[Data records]
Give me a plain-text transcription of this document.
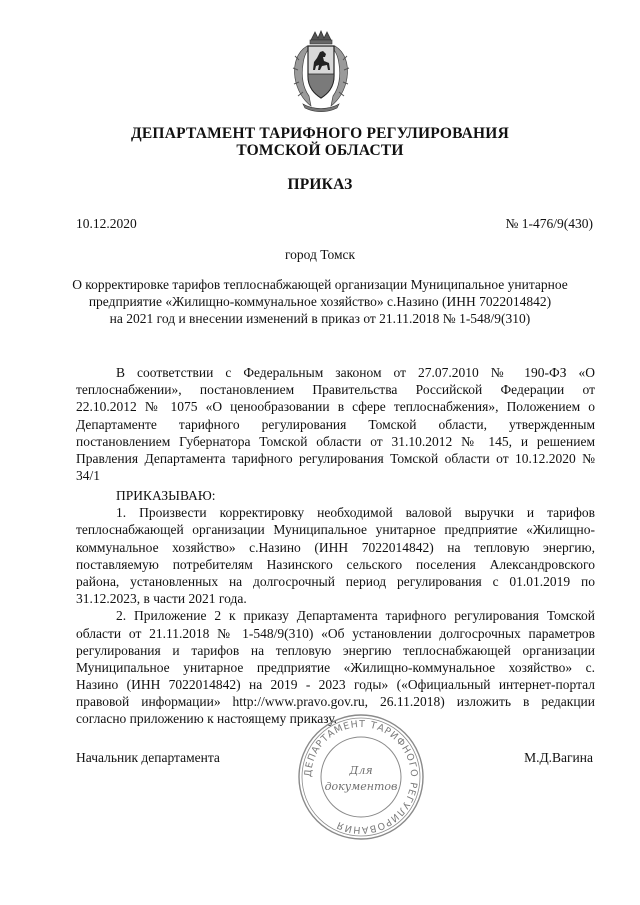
ДЕПАРТАМЕНТ ТАРИФНОГО РЕГУЛИРОВАНИЯ
ТОМСКОЙ ОБЛАСТИ
ПРИКАЗ
10.12.2020	№ 1-476/9(430)
город Томск
О корректировке тарифов теплоснабжающей организации Муниципальное унитарное
предприятие «Жилищно-коммунальное хозяйство» с.Назино (ИНН 7022014842)
на 2021 год и внесении изменений в приказ от 21.11.2018 № 1-548/9(310)
В соответствии с Федеральным законом от 27.07.2010 № 190-ФЗ «О
теплоснабжении», постановлением Правительства Российской Федерации от
22.10.2012 № 1075 «О ценообразовании в сфере теплоснабжения», Положением о
Департаменте тарифного регулирования Томской области, утвержденным
постановлением Губернатора Томской области от 31.10.2012 № 145, и решением
Правления Департамента тарифного регулирования Томской области от 10.12.2020 №
34/1
ПРИКАЗЫВАЮ:
1. Произвести корректировку необходимой валовой выручки и тарифов
теплоснабжающей организации Муниципальное унитарное предприятие «Жилищно-
коммунальное хозяйство» с.Назино (ИНН 7022014842) на тепловую энергию,
поставляемую потребителям Назинского сельского поселения Александровского
района, установленных на долгосрочный период регулирования с 01.01.2019 по
31.12.2023, в части 2021 года.
2. Приложение 2 к приказу Департамента тарифного регулирования Томской
области от 21.11.2018 № 1-548/9(310) «Об установлении долгосрочных параметров
регулирования и тарифов на тепловую энергию теплоснабжающей организации
Муниципальное унитарное предприятие «Жилищно-коммунальное хозяйство» с.
Назино (ИНН 7022014842) на 2019 - 2023 годы» («Официальный интернет-портал
правовой информации» http://www.pravo.gov.ru, 26.11.2018) изложить в редакции
согласно приложению к настоящему приказу.
Начальник департамента	М.Д.Вагина
ДЕПАРТАМЕНТ ТАРИФНОГО РЕГУЛИРОВАНИЯ
Для
документов
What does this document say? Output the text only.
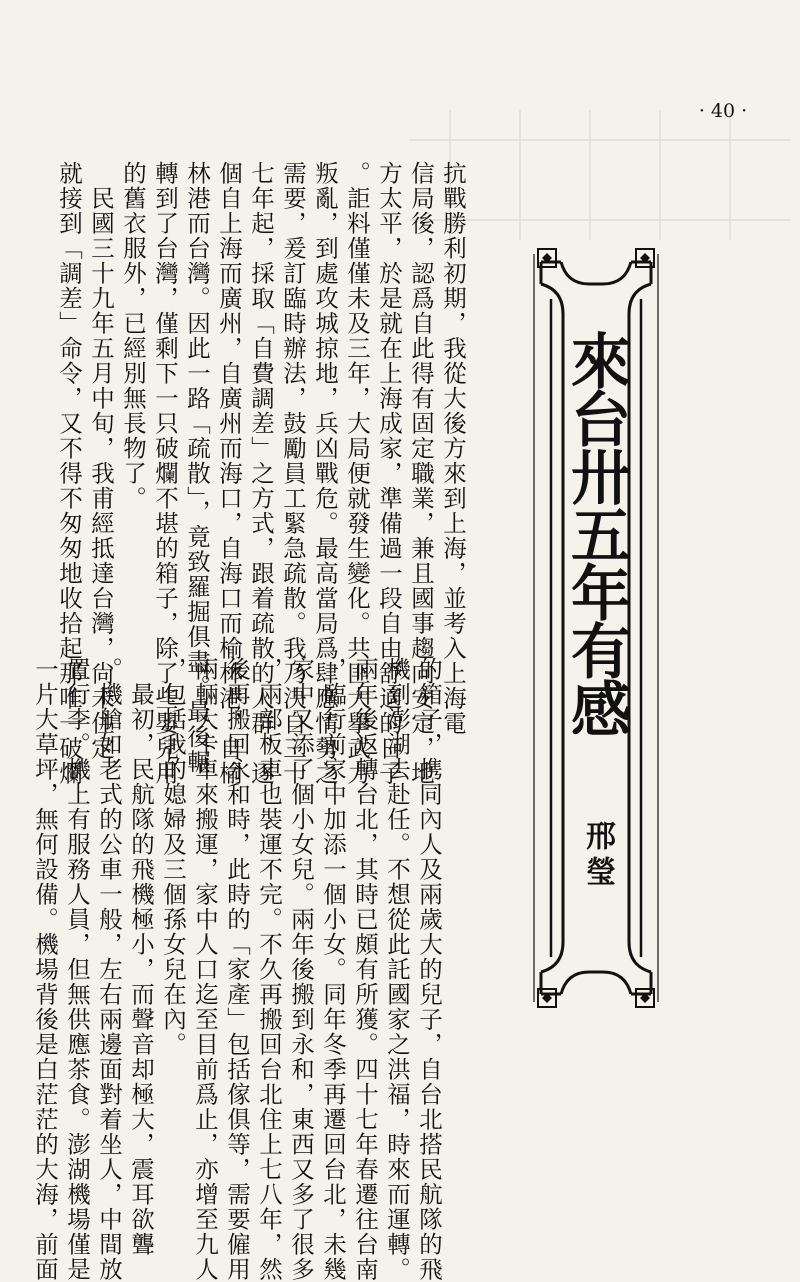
· 40 ·
抗戰勝利初期，我從大後方來到上海，並考入上海電
信局後，認爲自此得有固定職業，兼且國事趨向安定，地
方太平，於是就在上海成家，準備過一段自由舒適的日子
。詎料僅僅未及三年，大局便就發生變化。共匪大擧武力
叛亂，到處攻城掠地，兵凶戰危。最高當局爲肆應情勢之
需要，爰訂臨時辦法，鼓勵員工緊急疏散。我乃決自三十
七年起，採取「自費調差」之方式，跟着疏散的人群，逐
個自上海而廣州，自廣州而海口，自海口而榆林港，自榆
林港而台灣。因此一路「疏散」，竟致羅掘俱盡。最後輾
轉到了台灣，僅剩下一只破爛不堪的箱子，除了些嬰兒用
的舊衣服外，已經別無長物了。
　民國三十九年五月中旬，我甫經抵達台灣，尙未住定
就接到「調差」命令，又不得不匆匆地收拾起那唯一破爛
的箱子，携同內人及兩歲大的兒子，自台北搭民航隊的飛
機到澎湖去赴任。不想從此託國家之洪福，時來而運轉。
兩年後返轉台北，其時已頗有所獲。四十七年春遷往台南
，臨行前家中加添一個小女。同年冬季再遷回台北，未幾
家中又添了個小女兒。兩年後搬到永和，東西又多了很多
，兩部板車也裝運不完。不久再搬回台北住上七八年，然
後再搬回永和時，此時的「家產」包括傢俱等，需要僱用
兩輛大卡車來搬運，家中人口迄至目前爲止，亦增至九人
，包括我的媳婦及三個孫女兒在內。
　最初，民航隊的飛機極小，而聲音却極大，震耳欲聾
。機艙如老式的公車一般，左右兩邊面對着坐人，中間放
置行李。機上有服務人員，但無供應茶食。澎湖機場僅是
一片大草坪，無何設備。機場背後是白茫茫的大海，前面
來台卅五年有感
邢瑩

_Stated goal_: Print the records above exactly as they stand, but leave out the pictures.

_Final result_:
Give me a plain-text transcription of this document.
ДЕПАРТАМЕНТ ТАРИФНОГО РЕГУЛИРОВАНИЯ
ТОМСКОЙ ОБЛАСТИ
ПРИКАЗ
10.12.2020	№ 1-476/9(430)
город Томск
О корректировке тарифов теплоснабжающей организации Муниципальное унитарное
предприятие «Жилищно-коммунальное хозяйство» с.Назино (ИНН 7022014842)
на 2021 год и внесении изменений в приказ от 21.11.2018 № 1-548/9(310)
В соответствии с Федеральным законом от 27.07.2010 № 190-ФЗ «О
теплоснабжении», постановлением Правительства Российской Федерации от
22.10.2012 № 1075 «О ценообразовании в сфере теплоснабжения», Положением о
Департаменте тарифного регулирования Томской области, утвержденным
постановлением Губернатора Томской области от 31.10.2012 № 145, и решением
Правления Департамента тарифного регулирования Томской области от 10.12.2020 №
34/1
ПРИКАЗЫВАЮ:
1. Произвести корректировку необходимой валовой выручки и тарифов
теплоснабжающей организации Муниципальное унитарное предприятие «Жилищно-
коммунальное хозяйство» с.Назино (ИНН 7022014842) на тепловую энергию,
поставляемую потребителям Назинского сельского поселения Александровского
района, установленных на долгосрочный период регулирования с 01.01.2019 по
31.12.2023, в части 2021 года.
2. Приложение 2 к приказу Департамента тарифного регулирования Томской
области от 21.11.2018 № 1-548/9(310) «Об установлении долгосрочных параметров
регулирования и тарифов на тепловую энергию теплоснабжающей организации
Муниципальное унитарное предприятие «Жилищно-коммунальное хозяйство» с.
Назино (ИНН 7022014842) на 2019 - 2023 годы» («Официальный интернет-портал
правовой информации» http://www.pravo.gov.ru, 26.11.2018) изложить в редакции
согласно приложению к настоящему приказу.
Начальник департамента	М.Д.Вагина
ДЕПАРТАМЕНТ ТАРИФНОГО РЕГУЛИРОВАНИЯ
Для
документов
What does this document say? Output the text only.
· 40 ·
抗戰勝利初期，我從大後方來到上海，並考入上海電
信局後，認爲自此得有固定職業，兼且國事趨向安定，地
方太平，於是就在上海成家，準備過一段自由舒適的日子
。詎料僅僅未及三年，大局便就發生變化。共匪大擧武力
叛亂，到處攻城掠地，兵凶戰危。最高當局爲肆應情勢之
需要，爰訂臨時辦法，鼓勵員工緊急疏散。我乃決自三十
七年起，採取「自費調差」之方式，跟着疏散的人群，逐
個自上海而廣州，自廣州而海口，自海口而榆林港，自榆
林港而台灣。因此一路「疏散」，竟致羅掘俱盡。最後輾
轉到了台灣，僅剩下一只破爛不堪的箱子，除了些嬰兒用
的舊衣服外，已經別無長物了。
　民國三十九年五月中旬，我甫經抵達台灣，尙未住定
就接到「調差」命令，又不得不匆匆地收拾起那唯一破爛
的箱子，携同內人及兩歲大的兒子，自台北搭民航隊的飛
機到澎湖去赴任。不想從此託國家之洪福，時來而運轉。
兩年後返轉台北，其時已頗有所獲。四十七年春遷往台南
，臨行前家中加添一個小女。同年冬季再遷回台北，未幾
家中又添了個小女兒。兩年後搬到永和，東西又多了很多
，兩部板車也裝運不完。不久再搬回台北住上七八年，然
後再搬回永和時，此時的「家產」包括傢俱等，需要僱用
兩輛大卡車來搬運，家中人口迄至目前爲止，亦增至九人
，包括我的媳婦及三個孫女兒在內。
　最初，民航隊的飛機極小，而聲音却極大，震耳欲聾
。機艙如老式的公車一般，左右兩邊面對着坐人，中間放
置行李。機上有服務人員，但無供應茶食。澎湖機場僅是
一片大草坪，無何設備。機場背後是白茫茫的大海，前面
來台卅五年有感
邢瑩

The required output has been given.